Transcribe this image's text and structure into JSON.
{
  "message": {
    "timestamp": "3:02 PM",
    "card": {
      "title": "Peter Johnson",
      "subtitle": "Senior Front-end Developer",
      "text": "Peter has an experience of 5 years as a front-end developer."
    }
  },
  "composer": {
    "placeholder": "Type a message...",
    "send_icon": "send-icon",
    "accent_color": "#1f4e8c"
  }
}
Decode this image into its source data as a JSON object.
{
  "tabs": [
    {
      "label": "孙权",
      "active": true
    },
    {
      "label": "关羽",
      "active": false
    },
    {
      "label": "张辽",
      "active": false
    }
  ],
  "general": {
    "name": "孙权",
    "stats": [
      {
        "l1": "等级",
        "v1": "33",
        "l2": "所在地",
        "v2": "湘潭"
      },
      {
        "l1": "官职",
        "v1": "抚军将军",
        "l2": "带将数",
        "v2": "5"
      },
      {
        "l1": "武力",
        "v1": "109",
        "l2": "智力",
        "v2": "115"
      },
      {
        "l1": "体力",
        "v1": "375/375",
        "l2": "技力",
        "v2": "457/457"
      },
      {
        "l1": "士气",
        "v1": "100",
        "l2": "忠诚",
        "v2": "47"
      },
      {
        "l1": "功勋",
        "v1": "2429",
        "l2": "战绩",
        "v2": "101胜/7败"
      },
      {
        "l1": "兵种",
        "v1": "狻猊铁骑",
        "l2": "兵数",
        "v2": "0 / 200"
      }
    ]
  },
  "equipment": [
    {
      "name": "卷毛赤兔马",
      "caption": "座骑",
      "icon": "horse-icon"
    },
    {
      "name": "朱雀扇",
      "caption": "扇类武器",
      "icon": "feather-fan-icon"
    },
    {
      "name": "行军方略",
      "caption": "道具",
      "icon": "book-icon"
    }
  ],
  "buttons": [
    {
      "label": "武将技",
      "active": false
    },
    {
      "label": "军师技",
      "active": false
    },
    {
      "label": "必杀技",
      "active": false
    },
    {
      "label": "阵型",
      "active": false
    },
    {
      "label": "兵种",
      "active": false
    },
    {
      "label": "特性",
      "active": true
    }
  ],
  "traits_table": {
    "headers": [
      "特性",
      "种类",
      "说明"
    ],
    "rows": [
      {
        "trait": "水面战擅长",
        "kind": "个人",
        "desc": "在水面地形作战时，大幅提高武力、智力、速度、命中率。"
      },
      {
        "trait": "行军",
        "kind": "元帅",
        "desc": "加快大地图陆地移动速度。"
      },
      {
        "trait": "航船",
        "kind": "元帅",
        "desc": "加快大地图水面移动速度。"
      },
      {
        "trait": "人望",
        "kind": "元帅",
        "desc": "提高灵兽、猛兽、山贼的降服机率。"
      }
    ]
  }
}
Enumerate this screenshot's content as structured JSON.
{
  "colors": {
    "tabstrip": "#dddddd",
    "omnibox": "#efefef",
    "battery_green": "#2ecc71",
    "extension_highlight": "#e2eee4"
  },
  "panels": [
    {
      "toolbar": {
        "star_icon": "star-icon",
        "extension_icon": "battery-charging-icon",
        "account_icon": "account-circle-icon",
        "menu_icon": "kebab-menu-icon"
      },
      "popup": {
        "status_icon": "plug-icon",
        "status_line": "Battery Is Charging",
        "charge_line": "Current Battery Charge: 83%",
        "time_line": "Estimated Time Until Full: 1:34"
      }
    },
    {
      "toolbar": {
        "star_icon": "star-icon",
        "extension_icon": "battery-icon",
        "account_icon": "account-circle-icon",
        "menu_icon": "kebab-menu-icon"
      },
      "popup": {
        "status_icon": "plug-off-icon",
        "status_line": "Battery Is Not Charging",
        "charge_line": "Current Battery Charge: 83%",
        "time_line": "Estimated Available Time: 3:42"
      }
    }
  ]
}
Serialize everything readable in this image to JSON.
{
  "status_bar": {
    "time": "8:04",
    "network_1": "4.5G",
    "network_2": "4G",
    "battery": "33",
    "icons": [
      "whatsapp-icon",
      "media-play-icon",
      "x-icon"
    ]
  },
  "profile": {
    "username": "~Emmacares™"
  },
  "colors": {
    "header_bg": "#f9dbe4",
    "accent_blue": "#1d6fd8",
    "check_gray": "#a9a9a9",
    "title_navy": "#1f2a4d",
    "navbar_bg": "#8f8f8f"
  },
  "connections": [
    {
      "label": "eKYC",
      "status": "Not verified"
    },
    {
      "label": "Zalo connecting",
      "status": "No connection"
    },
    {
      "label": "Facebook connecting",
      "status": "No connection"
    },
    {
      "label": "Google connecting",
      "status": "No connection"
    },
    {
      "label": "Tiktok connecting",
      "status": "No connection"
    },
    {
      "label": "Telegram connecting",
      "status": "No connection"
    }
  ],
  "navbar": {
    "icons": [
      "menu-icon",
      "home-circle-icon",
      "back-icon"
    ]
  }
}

Exercise brief: Filter the records above and return every line that holds the word "image".

Result for this exercise:
Transcribe this image's text and structure into JSON.
Decode this image into its source data as a JSON object.
Serialize everything readable in this image to JSON.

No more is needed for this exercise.